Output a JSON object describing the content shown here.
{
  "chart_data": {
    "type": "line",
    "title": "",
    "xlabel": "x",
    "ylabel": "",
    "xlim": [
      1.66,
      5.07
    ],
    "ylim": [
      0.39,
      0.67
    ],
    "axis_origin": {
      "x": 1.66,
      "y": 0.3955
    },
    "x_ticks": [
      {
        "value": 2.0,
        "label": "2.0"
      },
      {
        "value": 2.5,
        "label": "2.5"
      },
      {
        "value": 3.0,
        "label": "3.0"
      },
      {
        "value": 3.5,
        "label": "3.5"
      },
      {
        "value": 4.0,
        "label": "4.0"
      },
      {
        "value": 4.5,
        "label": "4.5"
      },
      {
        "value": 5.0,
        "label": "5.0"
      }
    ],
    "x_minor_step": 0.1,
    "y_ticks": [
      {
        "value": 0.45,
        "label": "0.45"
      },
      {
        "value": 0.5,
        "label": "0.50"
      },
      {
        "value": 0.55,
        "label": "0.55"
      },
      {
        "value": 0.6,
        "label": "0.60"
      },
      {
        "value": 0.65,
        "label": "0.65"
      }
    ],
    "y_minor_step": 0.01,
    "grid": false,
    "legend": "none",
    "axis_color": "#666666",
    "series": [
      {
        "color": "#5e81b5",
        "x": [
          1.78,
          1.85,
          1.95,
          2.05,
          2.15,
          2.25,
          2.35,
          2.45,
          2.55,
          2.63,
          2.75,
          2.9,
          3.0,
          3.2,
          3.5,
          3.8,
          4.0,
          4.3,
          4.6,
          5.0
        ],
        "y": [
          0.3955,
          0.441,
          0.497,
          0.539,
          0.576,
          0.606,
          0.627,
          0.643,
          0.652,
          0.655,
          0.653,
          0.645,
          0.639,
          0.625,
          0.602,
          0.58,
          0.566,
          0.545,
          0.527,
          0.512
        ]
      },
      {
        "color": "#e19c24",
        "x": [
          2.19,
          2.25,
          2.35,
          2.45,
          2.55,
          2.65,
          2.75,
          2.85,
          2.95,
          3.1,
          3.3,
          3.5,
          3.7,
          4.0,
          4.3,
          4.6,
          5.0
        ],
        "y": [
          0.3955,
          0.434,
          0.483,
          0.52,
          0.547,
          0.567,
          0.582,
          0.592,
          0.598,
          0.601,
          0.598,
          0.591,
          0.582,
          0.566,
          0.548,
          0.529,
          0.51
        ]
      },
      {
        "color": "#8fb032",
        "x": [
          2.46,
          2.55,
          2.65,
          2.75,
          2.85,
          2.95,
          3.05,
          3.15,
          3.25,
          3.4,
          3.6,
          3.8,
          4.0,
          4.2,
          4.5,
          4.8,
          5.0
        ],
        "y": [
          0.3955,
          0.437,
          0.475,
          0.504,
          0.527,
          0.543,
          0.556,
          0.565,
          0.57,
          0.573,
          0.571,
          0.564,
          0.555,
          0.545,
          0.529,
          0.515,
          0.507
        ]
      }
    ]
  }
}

_ _ _ _

Exercise prompt
Retype the entries one by one, exactly.

Task response
Output a JSON object describing the content shown here.
{
  "chart_data": {
    "type": "line",
    "title": "",
    "xlabel": "x",
    "ylabel": "",
    "xlim": [
      1.66,
      5.07
    ],
    "ylim": [
      0.39,
      0.67
    ],
    "axis_origin": {
      "x": 1.66,
      "y": 0.3955
    },
    "x_ticks": [
      {
        "value": 2.0,
        "label": "2.0"
      },
      {
        "value": 2.5,
        "label": "2.5"
      },
      {
        "value": 3.0,
        "label": "3.0"
      },
      {
        "value": 3.5,
        "label": "3.5"
      },
      {
        "value": 4.0,
        "label": "4.0"
      },
      {
        "value": 4.5,
        "label": "4.5"
      },
      {
        "value": 5.0,
        "label": "5.0"
      }
    ],
    "x_minor_step": 0.1,
    "y_ticks": [
      {
        "value": 0.45,
        "label": "0.45"
      },
      {
        "value": 0.5,
        "label": "0.50"
      },
      {
        "value": 0.55,
        "label": "0.55"
      },
      {
        "value": 0.6,
        "label": "0.60"
      },
      {
        "value": 0.65,
        "label": "0.65"
      }
    ],
    "y_minor_step": 0.01,
    "grid": false,
    "legend": "none",
    "axis_color": "#666666",
    "series": [
      {
        "color": "#5e81b5",
        "x": [
          1.78,
          1.85,
          1.95,
          2.05,
          2.15,
          2.25,
          2.35,
          2.45,
          2.55,
          2.63,
          2.75,
          2.9,
          3.0,
          3.2,
          3.5,
          3.8,
          4.0,
          4.3,
          4.6,
          5.0
        ],
        "y": [
          0.3955,
          0.441,
          0.497,
          0.539,
          0.576,
          0.606,
          0.627,
          0.643,
          0.652,
          0.655,
          0.653,
          0.645,
          0.639,
          0.625,
          0.602,
          0.58,
          0.566,
          0.545,
          0.527,
          0.512
        ]
      },
      {
        "color": "#e19c24",
        "x": [
          2.19,
          2.25,
          2.35,
          2.45,
          2.55,
          2.65,
          2.75,
          2.85,
          2.95,
          3.1,
          3.3,
          3.5,
          3.7,
          4.0,
          4.3,
          4.6,
          5.0
        ],
        "y": [
          0.3955,
          0.434,
          0.483,
          0.52,
          0.547,
          0.567,
          0.582,
          0.592,
          0.598,
          0.601,
          0.598,
          0.591,
          0.582,
          0.566,
          0.548,
          0.529,
          0.51
        ]
      },
      {
        "color": "#8fb032",
        "x": [
          2.46,
          2.55,
          2.65,
          2.75,
          2.85,
          2.95,
          3.05,
          3.15,
          3.25,
          3.4,
          3.6,
          3.8,
          4.0,
          4.2,
          4.5,
          4.8,
          5.0
        ],
        "y": [
          0.3955,
          0.437,
          0.475,
          0.504,
          0.527,
          0.543,
          0.556,
          0.565,
          0.57,
          0.573,
          0.571,
          0.564,
          0.555,
          0.545,
          0.529,
          0.515,
          0.507
        ]
      }
    ]
  }
}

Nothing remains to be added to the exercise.